start ENTRIES SHOWN
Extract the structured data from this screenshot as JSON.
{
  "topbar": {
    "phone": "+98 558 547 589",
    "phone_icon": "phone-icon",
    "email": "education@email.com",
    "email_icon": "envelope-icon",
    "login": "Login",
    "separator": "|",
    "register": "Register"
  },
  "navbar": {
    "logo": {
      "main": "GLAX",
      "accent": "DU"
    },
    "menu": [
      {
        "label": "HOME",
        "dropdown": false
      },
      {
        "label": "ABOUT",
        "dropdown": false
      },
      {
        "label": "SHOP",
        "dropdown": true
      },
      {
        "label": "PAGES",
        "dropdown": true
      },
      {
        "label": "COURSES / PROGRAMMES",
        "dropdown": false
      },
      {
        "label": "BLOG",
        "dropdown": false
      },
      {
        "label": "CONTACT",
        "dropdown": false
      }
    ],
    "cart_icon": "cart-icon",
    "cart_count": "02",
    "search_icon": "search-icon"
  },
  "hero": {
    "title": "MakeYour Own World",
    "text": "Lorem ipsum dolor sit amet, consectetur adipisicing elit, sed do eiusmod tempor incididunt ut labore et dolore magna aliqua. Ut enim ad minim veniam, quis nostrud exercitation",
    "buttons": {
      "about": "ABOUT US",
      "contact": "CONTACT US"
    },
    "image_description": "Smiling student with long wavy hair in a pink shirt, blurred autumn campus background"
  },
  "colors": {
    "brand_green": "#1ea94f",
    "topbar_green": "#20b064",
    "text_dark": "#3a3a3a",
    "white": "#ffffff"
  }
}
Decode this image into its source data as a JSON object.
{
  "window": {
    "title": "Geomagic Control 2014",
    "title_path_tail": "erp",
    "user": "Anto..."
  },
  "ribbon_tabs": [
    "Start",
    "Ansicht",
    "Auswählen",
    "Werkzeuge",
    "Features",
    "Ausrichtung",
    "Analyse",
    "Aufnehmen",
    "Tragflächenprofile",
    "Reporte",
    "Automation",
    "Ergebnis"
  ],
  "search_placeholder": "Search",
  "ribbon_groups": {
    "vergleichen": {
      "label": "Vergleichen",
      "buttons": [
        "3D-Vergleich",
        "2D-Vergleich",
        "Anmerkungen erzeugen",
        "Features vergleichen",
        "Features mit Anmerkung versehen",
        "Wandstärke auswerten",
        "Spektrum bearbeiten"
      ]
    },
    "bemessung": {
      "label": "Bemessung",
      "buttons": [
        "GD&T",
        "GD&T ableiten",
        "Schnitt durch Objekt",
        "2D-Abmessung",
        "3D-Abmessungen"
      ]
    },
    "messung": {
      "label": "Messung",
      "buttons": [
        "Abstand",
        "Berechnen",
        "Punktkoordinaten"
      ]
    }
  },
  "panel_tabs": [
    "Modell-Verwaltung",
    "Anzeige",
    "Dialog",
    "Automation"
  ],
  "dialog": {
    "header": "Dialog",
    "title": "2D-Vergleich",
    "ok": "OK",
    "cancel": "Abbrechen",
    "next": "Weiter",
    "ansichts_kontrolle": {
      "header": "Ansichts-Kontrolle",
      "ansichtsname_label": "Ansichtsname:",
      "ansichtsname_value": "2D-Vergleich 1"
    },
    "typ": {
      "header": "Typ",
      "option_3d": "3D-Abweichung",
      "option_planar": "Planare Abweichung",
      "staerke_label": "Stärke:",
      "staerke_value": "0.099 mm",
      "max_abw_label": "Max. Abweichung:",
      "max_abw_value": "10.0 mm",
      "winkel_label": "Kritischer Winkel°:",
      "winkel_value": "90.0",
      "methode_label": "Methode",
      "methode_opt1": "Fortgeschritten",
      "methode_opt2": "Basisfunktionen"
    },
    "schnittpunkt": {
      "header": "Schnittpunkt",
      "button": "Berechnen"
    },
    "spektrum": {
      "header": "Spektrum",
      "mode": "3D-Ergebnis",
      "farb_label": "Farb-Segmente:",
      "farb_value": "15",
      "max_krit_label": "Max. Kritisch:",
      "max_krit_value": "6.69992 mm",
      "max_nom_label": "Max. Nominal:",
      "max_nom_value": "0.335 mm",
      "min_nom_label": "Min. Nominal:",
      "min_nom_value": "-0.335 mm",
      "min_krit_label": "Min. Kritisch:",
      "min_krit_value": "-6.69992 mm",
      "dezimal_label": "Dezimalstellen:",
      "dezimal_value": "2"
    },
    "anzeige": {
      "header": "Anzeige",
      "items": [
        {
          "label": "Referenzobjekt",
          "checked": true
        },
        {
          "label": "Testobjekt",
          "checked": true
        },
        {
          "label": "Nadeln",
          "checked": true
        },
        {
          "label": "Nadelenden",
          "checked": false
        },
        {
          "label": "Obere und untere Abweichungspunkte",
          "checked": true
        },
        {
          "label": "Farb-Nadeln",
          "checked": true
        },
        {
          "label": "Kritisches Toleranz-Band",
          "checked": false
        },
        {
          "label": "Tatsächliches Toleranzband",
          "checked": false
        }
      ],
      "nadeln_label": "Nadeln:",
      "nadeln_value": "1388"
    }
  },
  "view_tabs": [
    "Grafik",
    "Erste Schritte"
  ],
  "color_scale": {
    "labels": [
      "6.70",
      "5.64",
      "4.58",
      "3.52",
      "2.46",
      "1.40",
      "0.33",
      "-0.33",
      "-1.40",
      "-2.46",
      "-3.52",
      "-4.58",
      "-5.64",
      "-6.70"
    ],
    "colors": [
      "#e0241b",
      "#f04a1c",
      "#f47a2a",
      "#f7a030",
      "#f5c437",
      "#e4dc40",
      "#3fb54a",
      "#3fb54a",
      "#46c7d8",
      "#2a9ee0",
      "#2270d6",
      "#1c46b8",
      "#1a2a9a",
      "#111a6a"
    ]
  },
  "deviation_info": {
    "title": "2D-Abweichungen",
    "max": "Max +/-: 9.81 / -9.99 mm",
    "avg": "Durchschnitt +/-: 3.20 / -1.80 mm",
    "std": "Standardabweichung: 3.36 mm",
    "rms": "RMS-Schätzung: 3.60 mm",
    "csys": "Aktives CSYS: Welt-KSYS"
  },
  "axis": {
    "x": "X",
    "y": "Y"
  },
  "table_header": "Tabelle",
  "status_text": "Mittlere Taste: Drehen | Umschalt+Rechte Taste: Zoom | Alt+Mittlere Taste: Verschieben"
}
end ENTRIES SHOWN
§ AIM OF THE TASK
Set down each entry again, unchanged.

§ TASK OUTPUT
Extract the structured data from this screenshot as JSON.
{
  "topbar": {
    "phone": "+98 558 547 589",
    "phone_icon": "phone-icon",
    "email": "education@email.com",
    "email_icon": "envelope-icon",
    "login": "Login",
    "separator": "|",
    "register": "Register"
  },
  "navbar": {
    "logo": {
      "main": "GLAX",
      "accent": "DU"
    },
    "menu": [
      {
        "label": "HOME",
        "dropdown": false
      },
      {
        "label": "ABOUT",
        "dropdown": false
      },
      {
        "label": "SHOP",
        "dropdown": true
      },
      {
        "label": "PAGES",
        "dropdown": true
      },
      {
        "label": "COURSES / PROGRAMMES",
        "dropdown": false
      },
      {
        "label": "BLOG",
        "dropdown": false
      },
      {
        "label": "CONTACT",
        "dropdown": false
      }
    ],
    "cart_icon": "cart-icon",
    "cart_count": "02",
    "search_icon": "search-icon"
  },
  "hero": {
    "title": "MakeYour Own World",
    "text": "Lorem ipsum dolor sit amet, consectetur adipisicing elit, sed do eiusmod tempor incididunt ut labore et dolore magna aliqua. Ut enim ad minim veniam, quis nostrud exercitation",
    "buttons": {
      "about": "ABOUT US",
      "contact": "CONTACT US"
    },
    "image_description": "Smiling student with long wavy hair in a pink shirt, blurred autumn campus background"
  },
  "colors": {
    "brand_green": "#1ea94f",
    "topbar_green": "#20b064",
    "text_dark": "#3a3a3a",
    "white": "#ffffff"
  }
}
Decode this image into its source data as a JSON object.
{
  "window": {
    "title": "Geomagic Control 2014",
    "title_path_tail": "erp",
    "user": "Anto..."
  },
  "ribbon_tabs": [
    "Start",
    "Ansicht",
    "Auswählen",
    "Werkzeuge",
    "Features",
    "Ausrichtung",
    "Analyse",
    "Aufnehmen",
    "Tragflächenprofile",
    "Reporte",
    "Automation",
    "Ergebnis"
  ],
  "search_placeholder": "Search",
  "ribbon_groups": {
    "vergleichen": {
      "label": "Vergleichen",
      "buttons": [
        "3D-Vergleich",
        "2D-Vergleich",
        "Anmerkungen erzeugen",
        "Features vergleichen",
        "Features mit Anmerkung versehen",
        "Wandstärke auswerten",
        "Spektrum bearbeiten"
      ]
    },
    "bemessung": {
      "label": "Bemessung",
      "buttons": [
        "GD&T",
        "GD&T ableiten",
        "Schnitt durch Objekt",
        "2D-Abmessung",
        "3D-Abmessungen"
      ]
    },
    "messung": {
      "label": "Messung",
      "buttons": [
        "Abstand",
        "Berechnen",
        "Punktkoordinaten"
      ]
    }
  },
  "panel_tabs": [
    "Modell-Verwaltung",
    "Anzeige",
    "Dialog",
    "Automation"
  ],
  "dialog": {
    "header": "Dialog",
    "title": "2D-Vergleich",
    "ok": "OK",
    "cancel": "Abbrechen",
    "next": "Weiter",
    "ansichts_kontrolle": {
      "header": "Ansichts-Kontrolle",
      "ansichtsname_label": "Ansichtsname:",
      "ansichtsname_value": "2D-Vergleich 1"
    },
    "typ": {
      "header": "Typ",
      "option_3d": "3D-Abweichung",
      "option_planar": "Planare Abweichung",
      "staerke_label": "Stärke:",
      "staerke_value": "0.099 mm",
      "max_abw_label": "Max. Abweichung:",
      "max_abw_value": "10.0 mm",
      "winkel_label": "Kritischer Winkel°:",
      "winkel_value": "90.0",
      "methode_label": "Methode",
      "methode_opt1": "Fortgeschritten",
      "methode_opt2": "Basisfunktionen"
    },
    "schnittpunkt": {
      "header": "Schnittpunkt",
      "button": "Berechnen"
    },
    "spektrum": {
      "header": "Spektrum",
      "mode": "3D-Ergebnis",
      "farb_label": "Farb-Segmente:",
      "farb_value": "15",
      "max_krit_label": "Max. Kritisch:",
      "max_krit_value": "6.69992 mm",
      "max_nom_label": "Max. Nominal:",
      "max_nom_value": "0.335 mm",
      "min_nom_label": "Min. Nominal:",
      "min_nom_value": "-0.335 mm",
      "min_krit_label": "Min. Kritisch:",
      "min_krit_value": "-6.69992 mm",
      "dezimal_label": "Dezimalstellen:",
      "dezimal_value": "2"
    },
    "anzeige": {
      "header": "Anzeige",
      "items": [
        {
          "label": "Referenzobjekt",
          "checked": true
        },
        {
          "label": "Testobjekt",
          "checked": true
        },
        {
          "label": "Nadeln",
          "checked": true
        },
        {
          "label": "Nadelenden",
          "checked": false
        },
        {
          "label": "Obere und untere Abweichungspunkte",
          "checked": true
        },
        {
          "label": "Farb-Nadeln",
          "checked": true
        },
        {
          "label": "Kritisches Toleranz-Band",
          "checked": false
        },
        {
          "label": "Tatsächliches Toleranzband",
          "checked": false
        }
      ],
      "nadeln_label": "Nadeln:",
      "nadeln_value": "1388"
    }
  },
  "view_tabs": [
    "Grafik",
    "Erste Schritte"
  ],
  "color_scale": {
    "labels": [
      "6.70",
      "5.64",
      "4.58",
      "3.52",
      "2.46",
      "1.40",
      "0.33",
      "-0.33",
      "-1.40",
      "-2.46",
      "-3.52",
      "-4.58",
      "-5.64",
      "-6.70"
    ],
    "colors": [
      "#e0241b",
      "#f04a1c",
      "#f47a2a",
      "#f7a030",
      "#f5c437",
      "#e4dc40",
      "#3fb54a",
      "#3fb54a",
      "#46c7d8",
      "#2a9ee0",
      "#2270d6",
      "#1c46b8",
      "#1a2a9a",
      "#111a6a"
    ]
  },
  "deviation_info": {
    "title": "2D-Abweichungen",
    "max": "Max +/-: 9.81 / -9.99 mm",
    "avg": "Durchschnitt +/-: 3.20 / -1.80 mm",
    "std": "Standardabweichung: 3.36 mm",
    "rms": "RMS-Schätzung: 3.60 mm",
    "csys": "Aktives CSYS: Welt-KSYS"
  },
  "axis": {
    "x": "X",
    "y": "Y"
  },
  "table_header": "Tabelle",
  "status_text": "Mittlere Taste: Drehen | Umschalt+Rechte Taste: Zoom | Alt+Mittlere Taste: Verschieben"
}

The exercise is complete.